• [SET TASK] Copy out each line below exactly as it appears.

• [EXERCISE DATA]
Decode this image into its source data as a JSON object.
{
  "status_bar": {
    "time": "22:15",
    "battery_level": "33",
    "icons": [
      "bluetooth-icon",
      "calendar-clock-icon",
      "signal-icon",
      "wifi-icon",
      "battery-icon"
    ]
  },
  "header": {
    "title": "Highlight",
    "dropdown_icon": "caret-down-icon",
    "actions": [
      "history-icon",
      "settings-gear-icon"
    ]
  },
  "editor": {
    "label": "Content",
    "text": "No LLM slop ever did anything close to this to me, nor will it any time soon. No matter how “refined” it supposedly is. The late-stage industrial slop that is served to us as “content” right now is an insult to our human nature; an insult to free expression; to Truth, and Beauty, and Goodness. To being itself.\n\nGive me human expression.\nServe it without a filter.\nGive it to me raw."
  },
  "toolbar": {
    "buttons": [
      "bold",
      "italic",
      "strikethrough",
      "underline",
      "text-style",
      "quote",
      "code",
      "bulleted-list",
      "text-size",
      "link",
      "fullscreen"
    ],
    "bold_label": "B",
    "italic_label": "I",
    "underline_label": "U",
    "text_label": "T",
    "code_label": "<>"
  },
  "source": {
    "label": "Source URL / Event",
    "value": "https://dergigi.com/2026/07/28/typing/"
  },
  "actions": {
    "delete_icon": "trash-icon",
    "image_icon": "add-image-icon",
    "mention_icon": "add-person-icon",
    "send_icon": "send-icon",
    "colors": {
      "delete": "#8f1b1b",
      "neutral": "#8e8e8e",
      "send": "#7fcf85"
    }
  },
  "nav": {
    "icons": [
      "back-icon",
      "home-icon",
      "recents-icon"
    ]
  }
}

• [TASK RESULT]
Decode this image into its source data as a JSON object.
{
  "status_bar": {
    "time": "22:15",
    "battery_level": "33",
    "icons": [
      "bluetooth-icon",
      "calendar-clock-icon",
      "signal-icon",
      "wifi-icon",
      "battery-icon"
    ]
  },
  "header": {
    "title": "Highlight",
    "dropdown_icon": "caret-down-icon",
    "actions": [
      "history-icon",
      "settings-gear-icon"
    ]
  },
  "editor": {
    "label": "Content",
    "text": "No LLM slop ever did anything close to this to me, nor will it any time soon. No matter how “refined” it supposedly is. The late-stage industrial slop that is served to us as “content” right now is an insult to our human nature; an insult to free expression; to Truth, and Beauty, and Goodness. To being itself.\n\nGive me human expression.\nServe it without a filter.\nGive it to me raw."
  },
  "toolbar": {
    "buttons": [
      "bold",
      "italic",
      "strikethrough",
      "underline",
      "text-style",
      "quote",
      "code",
      "bulleted-list",
      "text-size",
      "link",
      "fullscreen"
    ],
    "bold_label": "B",
    "italic_label": "I",
    "underline_label": "U",
    "text_label": "T",
    "code_label": "<>"
  },
  "source": {
    "label": "Source URL / Event",
    "value": "https://dergigi.com/2026/07/28/typing/"
  },
  "actions": {
    "delete_icon": "trash-icon",
    "image_icon": "add-image-icon",
    "mention_icon": "add-person-icon",
    "send_icon": "send-icon",
    "colors": {
      "delete": "#8f1b1b",
      "neutral": "#8e8e8e",
      "send": "#7fcf85"
    }
  },
  "nav": {
    "icons": [
      "back-icon",
      "home-icon",
      "recents-icon"
    ]
  }
}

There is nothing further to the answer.